_GIVEN RECORDS_.
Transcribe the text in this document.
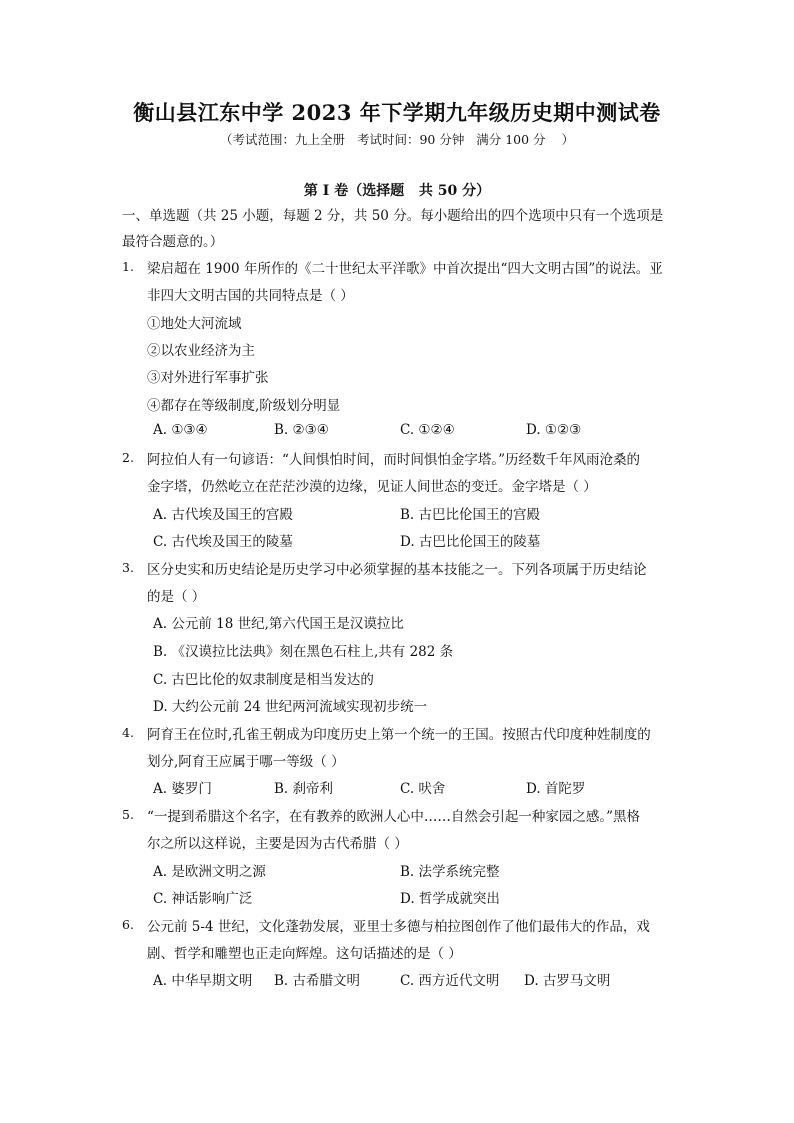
衡山县江东中学 2023 年下学期九年级历史期中测试卷
（考试范围：九上全册   考试时间：90 分钟   满分 100 分    ）
第 I 卷（选择题   共 50 分）
一、单选题（共 25 小题，每题 2 分，共 50 分。每小题给出的四个选项中只有一个选项是
最符合题意的。）
1. 梁启超在 1900 年所作的《二十世纪太平洋歌》中首次提出“四大文明古国”的说法。亚
非四大文明古国的共同特点是（ ）
①地处大河流域
②以农业经济为主
③对外进行军事扩张
④都存在等级制度,阶级划分明显
A. ①③④	B. ②③④	C. ①②④	D. ①②③
2. 阿拉伯人有一句谚语：“人间惧怕时间，而时间惧怕金字塔。”历经数千年风雨沧桑的
金字塔，仍然屹立在茫茫沙漠的边缘，见证人间世态的变迁。金字塔是（ ）
A. 古代埃及国王的宫殿	B. 古巴比伦国王的宫殿
C. 古代埃及国王的陵墓	D. 古巴比伦国王的陵墓
3. 区分史实和历史结论是历史学习中必须掌握的基本技能之一。下列各项属于历史结论
的是（ ）
A. 公元前 18 世纪,第六代国王是汉谟拉比
B. 《汉谟拉比法典》刻在黑色石柱上,共有 282 条
C. 古巴比伦的奴隶制度是相当发达的
D. 大约公元前 24 世纪两河流域实现初步统一
4. 阿育王在位时,孔雀王朝成为印度历史上第一个统一的王国。按照古代印度种姓制度的
划分,阿育王应属于哪一等级（ ）
A. 婆罗门	B. 刹帝利	C. 吠舍	D. 首陀罗
5. “一提到希腊这个名字，在有教养的欧洲人心中……自然会引起一种家园之感。”黑格
尔之所以这样说，主要是因为古代希腊（ ）
A. 是欧洲文明之源	B. 法学系统完整
C. 神话影响广泛	D. 哲学成就突出
6. 公元前 5-4 世纪，文化蓬勃发展，亚里士多德与柏拉图创作了他们最伟大的作品，戏
剧、哲学和雕塑也正走向辉煌。这句话描述的是（ ）
A. 中华早期文明 B. 古希腊文明	C. 西方近代文明 D. 古罗马文明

_STATED GOAL_.
The listing above needs to be output again exactly. Don't include the pictures.

_ANSWER TO THIS PROBLEM_.
Transcribe the text in this document.
衡山县江东中学 2023 年下学期九年级历史期中测试卷
（考试范围：九上全册   考试时间：90 分钟   满分 100 分    ）
第 I 卷（选择题   共 50 分）
一、单选题（共 25 小题，每题 2 分，共 50 分。每小题给出的四个选项中只有一个选项是
最符合题意的。）
1. 梁启超在 1900 年所作的《二十世纪太平洋歌》中首次提出“四大文明古国”的说法。亚
非四大文明古国的共同特点是（ ）
①地处大河流域
②以农业经济为主
③对外进行军事扩张
④都存在等级制度,阶级划分明显
A. ①③④	B. ②③④	C. ①②④	D. ①②③
2. 阿拉伯人有一句谚语：“人间惧怕时间，而时间惧怕金字塔。”历经数千年风雨沧桑的
金字塔，仍然屹立在茫茫沙漠的边缘，见证人间世态的变迁。金字塔是（ ）
A. 古代埃及国王的宫殿	B. 古巴比伦国王的宫殿
C. 古代埃及国王的陵墓	D. 古巴比伦国王的陵墓
3. 区分史实和历史结论是历史学习中必须掌握的基本技能之一。下列各项属于历史结论
的是（ ）
A. 公元前 18 世纪,第六代国王是汉谟拉比
B. 《汉谟拉比法典》刻在黑色石柱上,共有 282 条
C. 古巴比伦的奴隶制度是相当发达的
D. 大约公元前 24 世纪两河流域实现初步统一
4. 阿育王在位时,孔雀王朝成为印度历史上第一个统一的王国。按照古代印度种姓制度的
划分,阿育王应属于哪一等级（ ）
A. 婆罗门	B. 刹帝利	C. 吠舍	D. 首陀罗
5. “一提到希腊这个名字，在有教养的欧洲人心中……自然会引起一种家园之感。”黑格
尔之所以这样说，主要是因为古代希腊（ ）
A. 是欧洲文明之源	B. 法学系统完整
C. 神话影响广泛	D. 哲学成就突出
6. 公元前 5-4 世纪，文化蓬勃发展，亚里士多德与柏拉图创作了他们最伟大的作品，戏
剧、哲学和雕塑也正走向辉煌。这句话描述的是（ ）
A. 中华早期文明 B. 古希腊文明	C. 西方近代文明 D. 古罗马文明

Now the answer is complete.